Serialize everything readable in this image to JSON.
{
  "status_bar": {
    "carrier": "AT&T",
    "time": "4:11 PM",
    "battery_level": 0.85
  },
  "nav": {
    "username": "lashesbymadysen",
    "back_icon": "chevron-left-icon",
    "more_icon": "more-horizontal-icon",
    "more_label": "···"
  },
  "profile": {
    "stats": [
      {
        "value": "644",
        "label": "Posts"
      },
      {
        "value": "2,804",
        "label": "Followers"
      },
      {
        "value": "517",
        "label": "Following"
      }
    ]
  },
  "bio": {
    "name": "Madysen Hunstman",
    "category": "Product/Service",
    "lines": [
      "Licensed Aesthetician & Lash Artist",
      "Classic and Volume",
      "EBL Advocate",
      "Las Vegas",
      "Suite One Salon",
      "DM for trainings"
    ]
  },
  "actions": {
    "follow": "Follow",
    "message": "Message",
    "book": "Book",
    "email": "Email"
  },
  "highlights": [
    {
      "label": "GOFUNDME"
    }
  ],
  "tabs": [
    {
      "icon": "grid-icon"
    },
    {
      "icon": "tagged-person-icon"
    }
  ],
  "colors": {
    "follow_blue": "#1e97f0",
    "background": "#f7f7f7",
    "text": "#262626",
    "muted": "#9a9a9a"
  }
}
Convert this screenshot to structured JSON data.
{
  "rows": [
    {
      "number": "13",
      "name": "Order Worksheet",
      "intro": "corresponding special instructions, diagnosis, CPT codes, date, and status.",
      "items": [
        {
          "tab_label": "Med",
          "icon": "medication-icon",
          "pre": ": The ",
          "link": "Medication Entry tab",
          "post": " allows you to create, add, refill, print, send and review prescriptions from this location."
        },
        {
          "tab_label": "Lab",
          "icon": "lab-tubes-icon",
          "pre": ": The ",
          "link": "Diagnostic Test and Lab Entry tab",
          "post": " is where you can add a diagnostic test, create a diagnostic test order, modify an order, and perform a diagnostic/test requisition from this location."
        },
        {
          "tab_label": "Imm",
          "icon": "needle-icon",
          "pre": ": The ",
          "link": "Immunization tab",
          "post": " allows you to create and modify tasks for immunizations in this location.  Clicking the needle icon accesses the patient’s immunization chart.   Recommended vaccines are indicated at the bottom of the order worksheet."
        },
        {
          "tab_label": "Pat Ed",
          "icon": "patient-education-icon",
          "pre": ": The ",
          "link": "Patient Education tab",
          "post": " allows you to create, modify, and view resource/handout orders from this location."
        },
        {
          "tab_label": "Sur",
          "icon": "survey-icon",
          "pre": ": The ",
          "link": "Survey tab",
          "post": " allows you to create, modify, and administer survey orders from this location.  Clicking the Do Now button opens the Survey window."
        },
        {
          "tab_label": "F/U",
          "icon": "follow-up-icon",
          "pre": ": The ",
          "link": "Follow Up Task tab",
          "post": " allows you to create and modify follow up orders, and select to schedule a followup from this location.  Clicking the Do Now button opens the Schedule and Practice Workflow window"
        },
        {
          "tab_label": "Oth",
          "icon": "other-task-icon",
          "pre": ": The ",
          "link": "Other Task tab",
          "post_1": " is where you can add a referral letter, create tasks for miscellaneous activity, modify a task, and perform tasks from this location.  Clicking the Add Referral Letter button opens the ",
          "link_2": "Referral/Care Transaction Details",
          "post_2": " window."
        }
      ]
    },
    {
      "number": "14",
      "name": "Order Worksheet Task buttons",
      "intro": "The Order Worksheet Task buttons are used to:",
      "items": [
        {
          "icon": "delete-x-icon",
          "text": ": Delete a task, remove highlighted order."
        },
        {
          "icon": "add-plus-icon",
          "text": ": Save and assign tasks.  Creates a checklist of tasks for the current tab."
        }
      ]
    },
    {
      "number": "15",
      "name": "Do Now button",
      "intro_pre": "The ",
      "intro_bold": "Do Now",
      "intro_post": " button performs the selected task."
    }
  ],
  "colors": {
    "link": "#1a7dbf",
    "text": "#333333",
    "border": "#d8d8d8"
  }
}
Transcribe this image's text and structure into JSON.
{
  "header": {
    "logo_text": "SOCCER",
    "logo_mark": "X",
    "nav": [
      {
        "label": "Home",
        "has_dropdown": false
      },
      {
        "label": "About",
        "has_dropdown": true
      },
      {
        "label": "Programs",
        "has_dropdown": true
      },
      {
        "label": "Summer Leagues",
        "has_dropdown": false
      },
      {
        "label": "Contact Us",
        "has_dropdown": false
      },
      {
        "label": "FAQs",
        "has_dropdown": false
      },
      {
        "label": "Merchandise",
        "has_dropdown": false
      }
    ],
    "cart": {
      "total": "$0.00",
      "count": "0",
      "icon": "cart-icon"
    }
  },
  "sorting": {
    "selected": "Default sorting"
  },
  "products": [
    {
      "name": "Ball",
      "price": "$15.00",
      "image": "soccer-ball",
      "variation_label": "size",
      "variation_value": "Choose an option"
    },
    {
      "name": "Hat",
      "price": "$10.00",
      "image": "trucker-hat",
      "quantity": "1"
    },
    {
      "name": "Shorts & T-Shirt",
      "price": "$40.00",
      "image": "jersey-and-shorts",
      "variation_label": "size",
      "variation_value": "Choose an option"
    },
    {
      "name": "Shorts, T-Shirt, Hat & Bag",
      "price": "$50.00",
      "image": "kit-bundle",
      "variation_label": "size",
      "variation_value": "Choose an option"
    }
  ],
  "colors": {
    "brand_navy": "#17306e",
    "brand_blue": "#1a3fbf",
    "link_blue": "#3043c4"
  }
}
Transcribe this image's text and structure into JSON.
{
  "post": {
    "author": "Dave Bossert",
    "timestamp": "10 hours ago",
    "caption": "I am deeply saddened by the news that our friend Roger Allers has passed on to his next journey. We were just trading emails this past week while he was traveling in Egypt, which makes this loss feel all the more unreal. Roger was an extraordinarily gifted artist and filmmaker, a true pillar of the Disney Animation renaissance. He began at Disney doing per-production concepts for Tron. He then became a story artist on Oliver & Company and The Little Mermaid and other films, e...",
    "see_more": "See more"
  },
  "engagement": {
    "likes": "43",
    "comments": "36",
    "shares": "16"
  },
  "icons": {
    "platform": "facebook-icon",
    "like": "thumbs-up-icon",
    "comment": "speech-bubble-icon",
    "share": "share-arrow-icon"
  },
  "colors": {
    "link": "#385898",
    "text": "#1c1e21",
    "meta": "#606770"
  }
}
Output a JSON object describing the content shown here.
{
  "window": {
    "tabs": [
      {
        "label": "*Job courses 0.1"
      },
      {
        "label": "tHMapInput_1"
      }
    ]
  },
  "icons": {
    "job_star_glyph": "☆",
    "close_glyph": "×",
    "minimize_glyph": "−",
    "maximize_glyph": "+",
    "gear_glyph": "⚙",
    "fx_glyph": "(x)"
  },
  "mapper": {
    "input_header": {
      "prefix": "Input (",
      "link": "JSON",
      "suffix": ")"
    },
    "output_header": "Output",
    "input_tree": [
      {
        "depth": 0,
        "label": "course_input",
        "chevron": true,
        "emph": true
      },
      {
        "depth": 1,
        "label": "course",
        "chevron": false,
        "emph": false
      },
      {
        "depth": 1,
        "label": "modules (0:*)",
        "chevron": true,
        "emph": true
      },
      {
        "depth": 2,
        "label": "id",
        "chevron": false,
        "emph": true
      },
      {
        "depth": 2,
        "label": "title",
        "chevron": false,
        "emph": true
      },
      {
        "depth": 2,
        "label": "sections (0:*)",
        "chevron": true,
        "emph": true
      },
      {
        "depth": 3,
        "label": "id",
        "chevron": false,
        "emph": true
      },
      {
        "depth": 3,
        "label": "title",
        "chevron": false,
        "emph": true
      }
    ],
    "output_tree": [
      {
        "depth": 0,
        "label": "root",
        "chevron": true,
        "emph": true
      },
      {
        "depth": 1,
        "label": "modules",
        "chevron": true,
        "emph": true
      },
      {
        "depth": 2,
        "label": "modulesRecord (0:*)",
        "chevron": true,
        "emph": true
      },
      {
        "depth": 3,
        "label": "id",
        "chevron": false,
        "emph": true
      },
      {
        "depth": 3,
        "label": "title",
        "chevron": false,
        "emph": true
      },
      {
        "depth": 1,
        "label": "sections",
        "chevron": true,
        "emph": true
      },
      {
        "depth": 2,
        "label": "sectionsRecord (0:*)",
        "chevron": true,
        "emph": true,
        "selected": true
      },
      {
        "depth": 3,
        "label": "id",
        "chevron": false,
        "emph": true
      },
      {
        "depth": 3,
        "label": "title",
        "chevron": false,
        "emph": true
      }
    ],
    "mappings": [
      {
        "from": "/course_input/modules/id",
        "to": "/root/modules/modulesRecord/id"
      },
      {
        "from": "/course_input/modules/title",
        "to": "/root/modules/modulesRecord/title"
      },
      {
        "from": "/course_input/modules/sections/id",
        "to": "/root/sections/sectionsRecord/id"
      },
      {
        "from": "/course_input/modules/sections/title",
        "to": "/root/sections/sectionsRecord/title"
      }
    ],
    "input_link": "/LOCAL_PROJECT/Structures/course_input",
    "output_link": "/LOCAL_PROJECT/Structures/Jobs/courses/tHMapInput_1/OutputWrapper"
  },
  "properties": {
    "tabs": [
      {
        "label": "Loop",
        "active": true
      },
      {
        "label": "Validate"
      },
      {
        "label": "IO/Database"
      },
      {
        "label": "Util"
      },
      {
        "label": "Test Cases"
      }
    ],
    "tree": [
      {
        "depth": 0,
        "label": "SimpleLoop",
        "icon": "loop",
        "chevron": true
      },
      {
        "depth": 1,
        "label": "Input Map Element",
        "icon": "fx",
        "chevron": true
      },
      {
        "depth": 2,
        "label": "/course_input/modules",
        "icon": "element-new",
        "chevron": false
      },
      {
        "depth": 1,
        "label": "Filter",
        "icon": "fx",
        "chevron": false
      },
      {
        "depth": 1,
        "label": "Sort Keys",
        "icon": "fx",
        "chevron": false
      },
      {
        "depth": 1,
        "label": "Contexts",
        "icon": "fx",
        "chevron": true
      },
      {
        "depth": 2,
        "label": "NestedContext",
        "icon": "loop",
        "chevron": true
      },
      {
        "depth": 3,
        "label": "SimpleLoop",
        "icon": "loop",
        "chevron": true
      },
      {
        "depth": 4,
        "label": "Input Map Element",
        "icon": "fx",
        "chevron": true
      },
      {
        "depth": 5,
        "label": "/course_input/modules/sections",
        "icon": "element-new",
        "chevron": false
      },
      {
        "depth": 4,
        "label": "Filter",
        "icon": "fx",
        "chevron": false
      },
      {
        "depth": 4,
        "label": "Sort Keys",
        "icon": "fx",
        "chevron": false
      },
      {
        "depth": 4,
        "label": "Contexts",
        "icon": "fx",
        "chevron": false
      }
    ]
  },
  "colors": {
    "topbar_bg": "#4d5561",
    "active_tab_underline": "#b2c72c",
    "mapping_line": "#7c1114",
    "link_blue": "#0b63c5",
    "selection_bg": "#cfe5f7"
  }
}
···
WHAT IS BEING ASKED:
Give the count of lines that hold the word "buttons", with nothing added.

PROBLEM SOLUTION:
2